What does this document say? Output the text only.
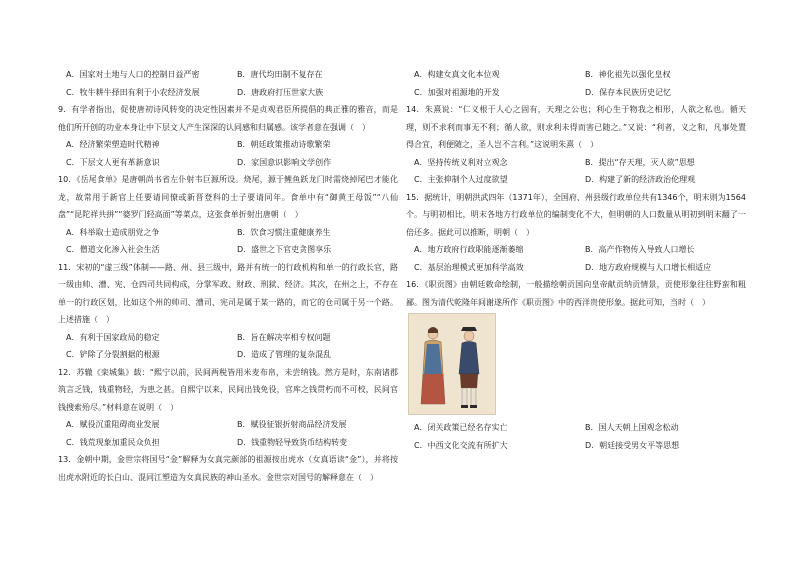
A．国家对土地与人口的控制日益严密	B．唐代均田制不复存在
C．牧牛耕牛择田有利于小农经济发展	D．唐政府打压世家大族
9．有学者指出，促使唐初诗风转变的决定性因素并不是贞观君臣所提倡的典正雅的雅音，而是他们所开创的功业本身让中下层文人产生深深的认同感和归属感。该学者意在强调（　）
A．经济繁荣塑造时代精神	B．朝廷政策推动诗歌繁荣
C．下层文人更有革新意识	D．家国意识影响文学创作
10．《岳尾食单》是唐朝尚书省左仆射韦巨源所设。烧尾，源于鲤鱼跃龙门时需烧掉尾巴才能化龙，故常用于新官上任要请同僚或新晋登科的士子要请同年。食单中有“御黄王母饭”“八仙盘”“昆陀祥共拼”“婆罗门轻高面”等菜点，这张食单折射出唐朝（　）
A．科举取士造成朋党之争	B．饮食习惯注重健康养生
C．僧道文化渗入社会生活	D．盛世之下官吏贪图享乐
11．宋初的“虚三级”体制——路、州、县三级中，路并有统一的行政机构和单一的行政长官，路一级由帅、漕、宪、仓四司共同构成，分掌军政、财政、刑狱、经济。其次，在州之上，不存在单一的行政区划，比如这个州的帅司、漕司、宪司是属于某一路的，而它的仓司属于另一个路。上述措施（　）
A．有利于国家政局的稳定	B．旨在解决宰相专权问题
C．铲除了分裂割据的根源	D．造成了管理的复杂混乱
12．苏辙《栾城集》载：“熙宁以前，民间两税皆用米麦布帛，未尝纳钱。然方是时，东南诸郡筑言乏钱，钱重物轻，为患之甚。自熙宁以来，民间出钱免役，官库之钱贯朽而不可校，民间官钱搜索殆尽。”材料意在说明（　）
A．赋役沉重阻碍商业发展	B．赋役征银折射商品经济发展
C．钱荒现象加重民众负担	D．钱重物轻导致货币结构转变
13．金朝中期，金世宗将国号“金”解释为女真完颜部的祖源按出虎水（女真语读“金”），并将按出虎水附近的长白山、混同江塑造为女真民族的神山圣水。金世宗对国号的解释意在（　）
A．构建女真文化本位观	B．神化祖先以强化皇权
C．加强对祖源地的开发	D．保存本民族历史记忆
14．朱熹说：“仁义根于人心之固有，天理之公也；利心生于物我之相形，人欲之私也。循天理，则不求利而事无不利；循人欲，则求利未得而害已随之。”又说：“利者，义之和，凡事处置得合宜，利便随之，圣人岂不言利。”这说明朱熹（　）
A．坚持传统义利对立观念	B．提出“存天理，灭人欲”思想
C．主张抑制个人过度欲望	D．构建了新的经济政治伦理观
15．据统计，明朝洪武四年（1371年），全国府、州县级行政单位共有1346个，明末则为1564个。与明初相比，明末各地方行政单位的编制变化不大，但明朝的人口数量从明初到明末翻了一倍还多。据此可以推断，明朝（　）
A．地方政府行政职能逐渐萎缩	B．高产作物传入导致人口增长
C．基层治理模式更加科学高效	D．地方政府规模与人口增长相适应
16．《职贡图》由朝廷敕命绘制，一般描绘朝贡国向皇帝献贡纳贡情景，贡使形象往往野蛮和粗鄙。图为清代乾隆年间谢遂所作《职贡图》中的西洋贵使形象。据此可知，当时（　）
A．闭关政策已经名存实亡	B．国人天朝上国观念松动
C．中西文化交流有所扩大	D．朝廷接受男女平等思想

☆ ☆ ☆ ☆ ☆ ☆ ☆

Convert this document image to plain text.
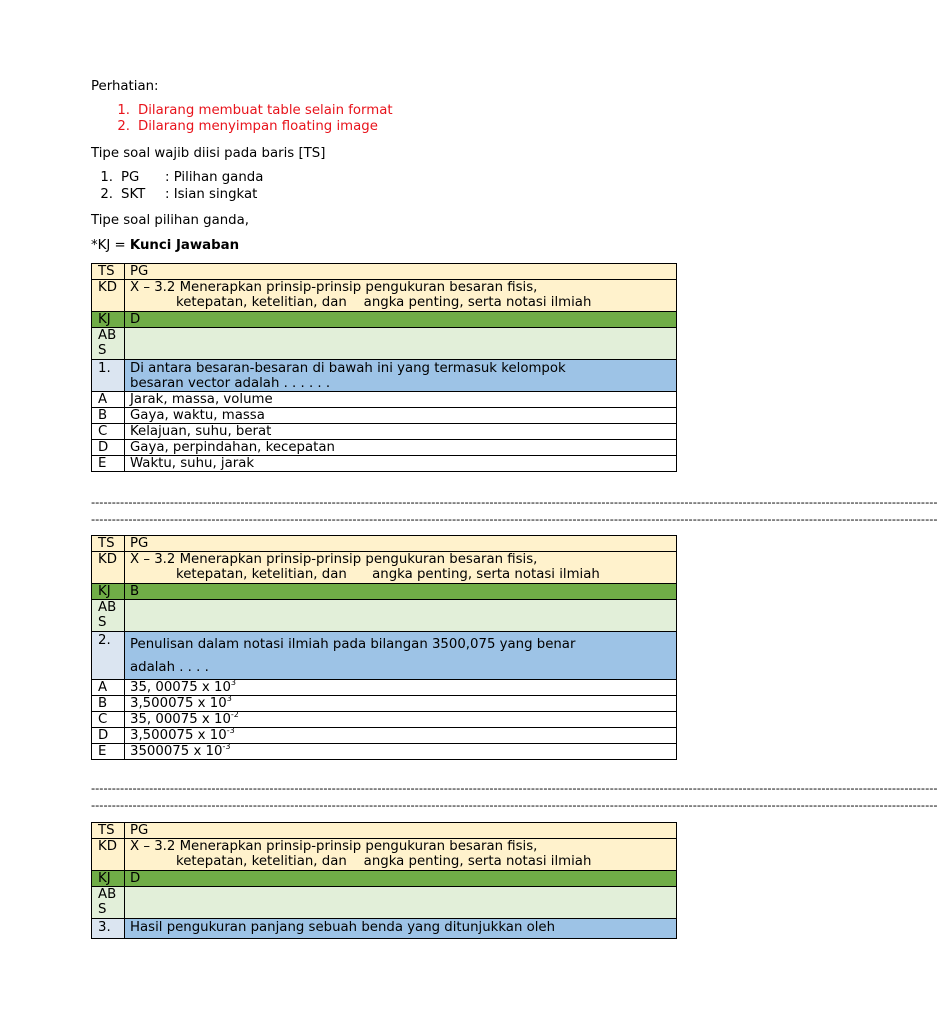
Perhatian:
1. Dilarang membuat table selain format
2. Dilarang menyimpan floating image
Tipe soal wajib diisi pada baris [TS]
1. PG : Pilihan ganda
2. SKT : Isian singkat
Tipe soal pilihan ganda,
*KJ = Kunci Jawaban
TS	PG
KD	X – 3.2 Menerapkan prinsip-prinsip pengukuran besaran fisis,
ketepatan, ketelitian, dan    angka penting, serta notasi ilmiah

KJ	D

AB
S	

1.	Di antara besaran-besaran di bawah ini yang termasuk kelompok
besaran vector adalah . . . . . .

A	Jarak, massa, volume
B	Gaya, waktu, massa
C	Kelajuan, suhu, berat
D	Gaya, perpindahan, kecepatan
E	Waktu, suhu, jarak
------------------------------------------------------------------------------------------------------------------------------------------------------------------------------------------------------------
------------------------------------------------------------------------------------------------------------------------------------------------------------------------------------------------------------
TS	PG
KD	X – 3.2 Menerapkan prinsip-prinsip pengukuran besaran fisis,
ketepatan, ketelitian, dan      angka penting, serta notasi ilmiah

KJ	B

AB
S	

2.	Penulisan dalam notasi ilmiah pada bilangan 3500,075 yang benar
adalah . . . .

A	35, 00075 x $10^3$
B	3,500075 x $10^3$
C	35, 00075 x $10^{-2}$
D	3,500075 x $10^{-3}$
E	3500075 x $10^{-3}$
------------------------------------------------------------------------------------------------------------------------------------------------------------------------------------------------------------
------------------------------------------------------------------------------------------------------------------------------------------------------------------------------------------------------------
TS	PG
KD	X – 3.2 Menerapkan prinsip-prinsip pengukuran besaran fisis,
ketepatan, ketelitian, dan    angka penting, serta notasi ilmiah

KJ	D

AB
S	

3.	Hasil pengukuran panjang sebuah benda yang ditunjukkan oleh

☆ ☆ ☆ ☆ ☆ ☆ ☆

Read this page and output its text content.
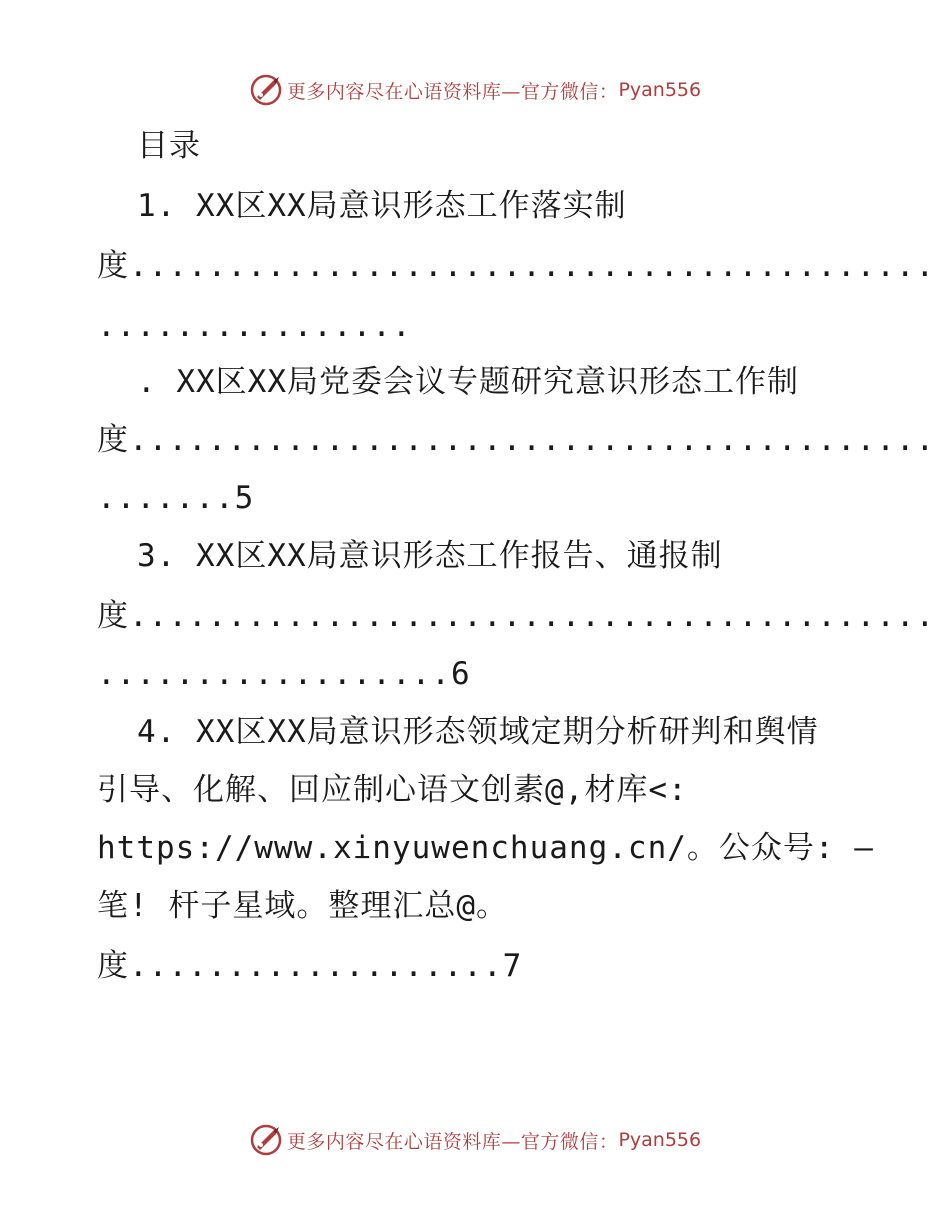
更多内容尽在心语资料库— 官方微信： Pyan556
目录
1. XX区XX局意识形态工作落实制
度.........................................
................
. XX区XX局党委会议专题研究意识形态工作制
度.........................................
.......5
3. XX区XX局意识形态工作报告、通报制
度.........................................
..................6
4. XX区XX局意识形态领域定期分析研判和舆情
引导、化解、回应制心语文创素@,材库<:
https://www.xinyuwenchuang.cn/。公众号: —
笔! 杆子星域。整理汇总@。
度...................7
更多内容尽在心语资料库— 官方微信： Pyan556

☆ ☆ ☆ ☆ ☆ ☆ ☆

_WHAT NEEDS TO BE DONE_:
Pick out each line above that includes "ilmiah" and show it.

_WORKED ANSWER_:
ketepatan, ketelitian, dan    angka penting, serta notasi ilmiah
ketepatan, ketelitian, dan      angka penting, serta notasi ilmiah
2.	Penulisan dalam notasi ilmiah pada bilangan 3500,075 yang benar
ketepatan, ketelitian, dan    angka penting, serta notasi ilmiah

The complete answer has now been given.